- **EXERCISE OBJECTIVE**
Give the number of lines containing the word "Партизан" and nothing more.

# START OF DATA

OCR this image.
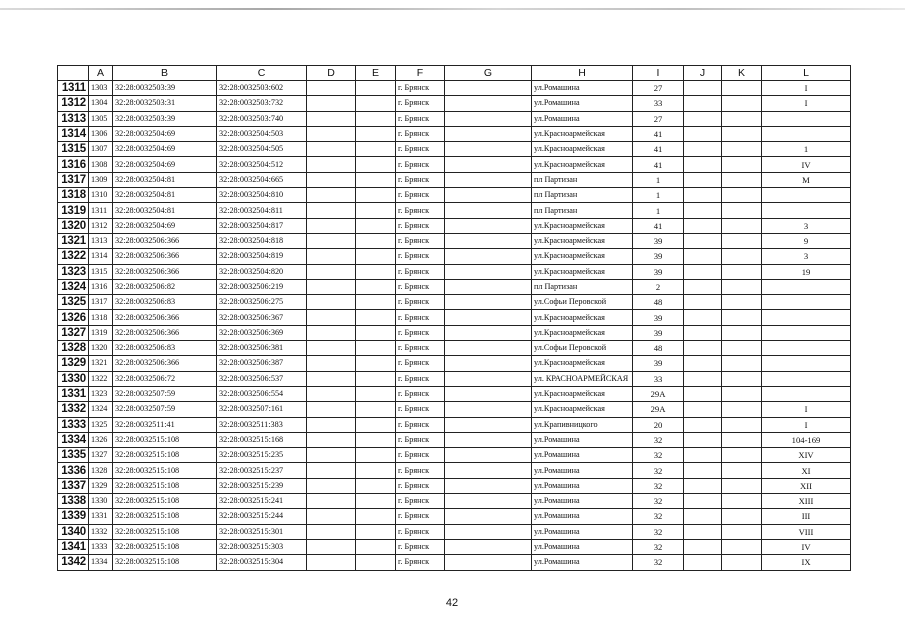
	A	B	C	D	E	F	G	H	I	J	K	L
1311	1303	32:28:0032503:39	32:28:0032503:602			г. Брянск		ул.Ромашина	27			I
1312	1304	32:28:0032503:31	32:28:0032503:732			г. Брянск		ул.Ромашина	33			I
1313	1305	32:28:0032503:39	32:28:0032503:740			г. Брянск		ул.Ромашина	27			
1314	1306	32:28:0032504:69	32:28:0032504:503			г. Брянск		ул.Красноармейская	41			
1315	1307	32:28:0032504:69	32:28:0032504:505			г. Брянск		ул.Красноармейская	41			1
1316	1308	32:28:0032504:69	32:28:0032504:512			г. Брянск		ул.Красноармейская	41			IV
1317	1309	32:28:0032504:81	32:28:0032504:665			г. Брянск		пл Партизан	1			М
1318	1310	32:28:0032504:81	32:28:0032504:810			г. Брянск		пл Партизан	1			
1319	1311	32:28:0032504:81	32:28:0032504:811			г. Брянск		пл Партизан	1			
1320	1312	32:28:0032504:69	32:28:0032504:817			г. Брянск		ул.Красноармейская	41			3
1321	1313	32:28:0032506:366	32:28:0032504:818			г. Брянск		ул.Красноармейская	39			9
1322	1314	32:28:0032506:366	32:28:0032504:819			г. Брянск		ул.Красноармейская	39			3
1323	1315	32:28:0032506:366	32:28:0032504:820			г. Брянск		ул.Красноармейская	39			19
1324	1316	32:28:0032506:82	32:28:0032506:219			г. Брянск		пл Партизан	2			
1325	1317	32:28:0032506:83	32:28:0032506:275			г. Брянск		ул.Софьи Перовской	48			
1326	1318	32:28:0032506:366	32:28:0032506:367			г. Брянск		ул.Красноармейская	39			
1327	1319	32:28:0032506:366	32:28:0032506:369			г. Брянск		ул.Красноармейская	39			
1328	1320	32:28:0032506:83	32:28:0032506:381			г. Брянск		ул.Софьи Перовской	48			
1329	1321	32:28:0032506:366	32:28:0032506:387			г. Брянск		ул.Красноармейская	39			
1330	1322	32:28:0032506:72	32:28:0032506:537			г. Брянск		ул. КРАСНОАРМЕЙСКАЯ	33			
1331	1323	32:28:0032507:59	32:28:0032506:554			г. Брянск		ул.Красноармейская	29А			
1332	1324	32:28:0032507:59	32:28:0032507:161			г. Брянск		ул.Красноармейская	29А			I
1333	1325	32:28:0032511:41	32:28:0032511:383			г. Брянск		ул.Крапивницкого	20			I
1334	1326	32:28:0032515:108	32:28:0032515:168			г. Брянск		ул.Ромашина	32			104-169
1335	1327	32:28:0032515:108	32:28:0032515:235			г. Брянск		ул.Ромашина	32			XIV
1336	1328	32:28:0032515:108	32:28:0032515:237			г. Брянск		ул.Ромашина	32			XI
1337	1329	32:28:0032515:108	32:28:0032515:239			г. Брянск		ул.Ромашина	32			XII
1338	1330	32:28:0032515:108	32:28:0032515:241			г. Брянск		ул.Ромашина	32			XIII
1339	1331	32:28:0032515:108	32:28:0032515:244			г. Брянск		ул.Ромашина	32			III
1340	1332	32:28:0032515:108	32:28:0032515:301			г. Брянск		ул.Ромашина	32			VIII
1341	1333	32:28:0032515:108	32:28:0032515:303			г. Брянск		ул.Ромашина	32			IV
1342	1334	32:28:0032515:108	32:28:0032515:304			г. Брянск		ул.Ромашина	32			IX
42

# END OF DATA

- **THE RESPONSE**
4